GIVEN RECORDS —
** BEGIN **
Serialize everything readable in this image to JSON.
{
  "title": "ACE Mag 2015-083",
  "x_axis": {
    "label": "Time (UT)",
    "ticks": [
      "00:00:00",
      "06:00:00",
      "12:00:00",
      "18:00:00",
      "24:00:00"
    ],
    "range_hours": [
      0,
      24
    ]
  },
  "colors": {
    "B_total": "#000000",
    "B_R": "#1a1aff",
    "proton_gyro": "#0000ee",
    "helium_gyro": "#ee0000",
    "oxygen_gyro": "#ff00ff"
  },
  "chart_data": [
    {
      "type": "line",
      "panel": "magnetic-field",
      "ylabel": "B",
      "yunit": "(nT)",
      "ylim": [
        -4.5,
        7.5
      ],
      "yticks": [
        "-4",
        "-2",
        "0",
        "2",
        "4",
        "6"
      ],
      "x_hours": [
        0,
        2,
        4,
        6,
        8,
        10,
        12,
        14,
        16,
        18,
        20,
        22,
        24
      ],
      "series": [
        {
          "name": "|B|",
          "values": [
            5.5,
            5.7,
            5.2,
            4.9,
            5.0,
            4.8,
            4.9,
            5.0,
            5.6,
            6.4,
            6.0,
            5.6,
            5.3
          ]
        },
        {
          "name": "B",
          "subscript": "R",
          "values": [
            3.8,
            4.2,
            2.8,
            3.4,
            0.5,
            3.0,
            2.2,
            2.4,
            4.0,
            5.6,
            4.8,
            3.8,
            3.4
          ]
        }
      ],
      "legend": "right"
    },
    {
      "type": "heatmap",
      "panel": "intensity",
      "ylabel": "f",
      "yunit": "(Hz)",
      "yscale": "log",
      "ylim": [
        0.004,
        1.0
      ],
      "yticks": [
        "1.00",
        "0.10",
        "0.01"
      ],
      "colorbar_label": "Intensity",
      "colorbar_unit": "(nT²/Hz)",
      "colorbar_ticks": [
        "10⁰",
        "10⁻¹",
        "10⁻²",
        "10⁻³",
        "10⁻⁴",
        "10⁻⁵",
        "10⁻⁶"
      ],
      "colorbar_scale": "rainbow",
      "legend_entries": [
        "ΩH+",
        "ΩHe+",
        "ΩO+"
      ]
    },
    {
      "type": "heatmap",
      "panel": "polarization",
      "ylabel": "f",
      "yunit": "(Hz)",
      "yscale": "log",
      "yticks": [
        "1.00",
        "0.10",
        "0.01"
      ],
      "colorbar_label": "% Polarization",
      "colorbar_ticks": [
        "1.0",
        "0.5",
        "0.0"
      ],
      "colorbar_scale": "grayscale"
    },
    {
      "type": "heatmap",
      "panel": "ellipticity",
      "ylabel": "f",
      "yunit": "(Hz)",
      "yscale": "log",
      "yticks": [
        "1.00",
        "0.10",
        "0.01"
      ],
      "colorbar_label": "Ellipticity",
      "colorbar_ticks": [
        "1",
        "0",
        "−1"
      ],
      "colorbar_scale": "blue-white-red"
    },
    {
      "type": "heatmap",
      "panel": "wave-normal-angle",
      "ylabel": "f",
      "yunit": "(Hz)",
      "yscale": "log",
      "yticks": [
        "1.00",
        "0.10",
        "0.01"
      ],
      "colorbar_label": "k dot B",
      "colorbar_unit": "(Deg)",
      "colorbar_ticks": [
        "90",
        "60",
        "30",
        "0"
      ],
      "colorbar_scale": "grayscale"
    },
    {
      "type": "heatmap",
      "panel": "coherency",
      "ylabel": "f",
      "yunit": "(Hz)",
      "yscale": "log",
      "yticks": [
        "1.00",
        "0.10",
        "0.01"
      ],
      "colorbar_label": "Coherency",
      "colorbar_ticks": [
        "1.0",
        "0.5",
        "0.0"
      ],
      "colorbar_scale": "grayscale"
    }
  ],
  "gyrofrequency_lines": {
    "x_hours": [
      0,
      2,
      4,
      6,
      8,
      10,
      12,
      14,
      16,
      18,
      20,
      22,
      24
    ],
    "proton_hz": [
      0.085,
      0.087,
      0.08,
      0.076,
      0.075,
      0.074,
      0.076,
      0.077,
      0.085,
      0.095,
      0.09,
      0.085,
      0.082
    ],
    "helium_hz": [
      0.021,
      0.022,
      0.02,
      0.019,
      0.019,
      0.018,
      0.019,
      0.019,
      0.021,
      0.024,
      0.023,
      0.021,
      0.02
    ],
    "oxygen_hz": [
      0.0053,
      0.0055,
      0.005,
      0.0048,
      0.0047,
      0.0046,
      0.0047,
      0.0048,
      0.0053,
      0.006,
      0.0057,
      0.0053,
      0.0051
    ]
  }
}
** END **
WHAT YOU WILL DO — Restate the data above word for word.

TASK RESPONSE —
Serialize everything readable in this image to JSON.
{
  "title": "ACE Mag 2015-083",
  "x_axis": {
    "label": "Time (UT)",
    "ticks": [
      "00:00:00",
      "06:00:00",
      "12:00:00",
      "18:00:00",
      "24:00:00"
    ],
    "range_hours": [
      0,
      24
    ]
  },
  "colors": {
    "B_total": "#000000",
    "B_R": "#1a1aff",
    "proton_gyro": "#0000ee",
    "helium_gyro": "#ee0000",
    "oxygen_gyro": "#ff00ff"
  },
  "chart_data": [
    {
      "type": "line",
      "panel": "magnetic-field",
      "ylabel": "B",
      "yunit": "(nT)",
      "ylim": [
        -4.5,
        7.5
      ],
      "yticks": [
        "-4",
        "-2",
        "0",
        "2",
        "4",
        "6"
      ],
      "x_hours": [
        0,
        2,
        4,
        6,
        8,
        10,
        12,
        14,
        16,
        18,
        20,
        22,
        24
      ],
      "series": [
        {
          "name": "|B|",
          "values": [
            5.5,
            5.7,
            5.2,
            4.9,
            5.0,
            4.8,
            4.9,
            5.0,
            5.6,
            6.4,
            6.0,
            5.6,
            5.3
          ]
        },
        {
          "name": "B",
          "subscript": "R",
          "values": [
            3.8,
            4.2,
            2.8,
            3.4,
            0.5,
            3.0,
            2.2,
            2.4,
            4.0,
            5.6,
            4.8,
            3.8,
            3.4
          ]
        }
      ],
      "legend": "right"
    },
    {
      "type": "heatmap",
      "panel": "intensity",
      "ylabel": "f",
      "yunit": "(Hz)",
      "yscale": "log",
      "ylim": [
        0.004,
        1.0
      ],
      "yticks": [
        "1.00",
        "0.10",
        "0.01"
      ],
      "colorbar_label": "Intensity",
      "colorbar_unit": "(nT²/Hz)",
      "colorbar_ticks": [
        "10⁰",
        "10⁻¹",
        "10⁻²",
        "10⁻³",
        "10⁻⁴",
        "10⁻⁵",
        "10⁻⁶"
      ],
      "colorbar_scale": "rainbow",
      "legend_entries": [
        "ΩH+",
        "ΩHe+",
        "ΩO+"
      ]
    },
    {
      "type": "heatmap",
      "panel": "polarization",
      "ylabel": "f",
      "yunit": "(Hz)",
      "yscale": "log",
      "yticks": [
        "1.00",
        "0.10",
        "0.01"
      ],
      "colorbar_label": "% Polarization",
      "colorbar_ticks": [
        "1.0",
        "0.5",
        "0.0"
      ],
      "colorbar_scale": "grayscale"
    },
    {
      "type": "heatmap",
      "panel": "ellipticity",
      "ylabel": "f",
      "yunit": "(Hz)",
      "yscale": "log",
      "yticks": [
        "1.00",
        "0.10",
        "0.01"
      ],
      "colorbar_label": "Ellipticity",
      "colorbar_ticks": [
        "1",
        "0",
        "−1"
      ],
      "colorbar_scale": "blue-white-red"
    },
    {
      "type": "heatmap",
      "panel": "wave-normal-angle",
      "ylabel": "f",
      "yunit": "(Hz)",
      "yscale": "log",
      "yticks": [
        "1.00",
        "0.10",
        "0.01"
      ],
      "colorbar_label": "k dot B",
      "colorbar_unit": "(Deg)",
      "colorbar_ticks": [
        "90",
        "60",
        "30",
        "0"
      ],
      "colorbar_scale": "grayscale"
    },
    {
      "type": "heatmap",
      "panel": "coherency",
      "ylabel": "f",
      "yunit": "(Hz)",
      "yscale": "log",
      "yticks": [
        "1.00",
        "0.10",
        "0.01"
      ],
      "colorbar_label": "Coherency",
      "colorbar_ticks": [
        "1.0",
        "0.5",
        "0.0"
      ],
      "colorbar_scale": "grayscale"
    }
  ],
  "gyrofrequency_lines": {
    "x_hours": [
      0,
      2,
      4,
      6,
      8,
      10,
      12,
      14,
      16,
      18,
      20,
      22,
      24
    ],
    "proton_hz": [
      0.085,
      0.087,
      0.08,
      0.076,
      0.075,
      0.074,
      0.076,
      0.077,
      0.085,
      0.095,
      0.09,
      0.085,
      0.082
    ],
    "helium_hz": [
      0.021,
      0.022,
      0.02,
      0.019,
      0.019,
      0.018,
      0.019,
      0.019,
      0.021,
      0.024,
      0.023,
      0.021,
      0.02
    ],
    "oxygen_hz": [
      0.0053,
      0.0055,
      0.005,
      0.0048,
      0.0047,
      0.0046,
      0.0047,
      0.0048,
      0.0053,
      0.006,
      0.0057,
      0.0053,
      0.0051
    ]
  }
}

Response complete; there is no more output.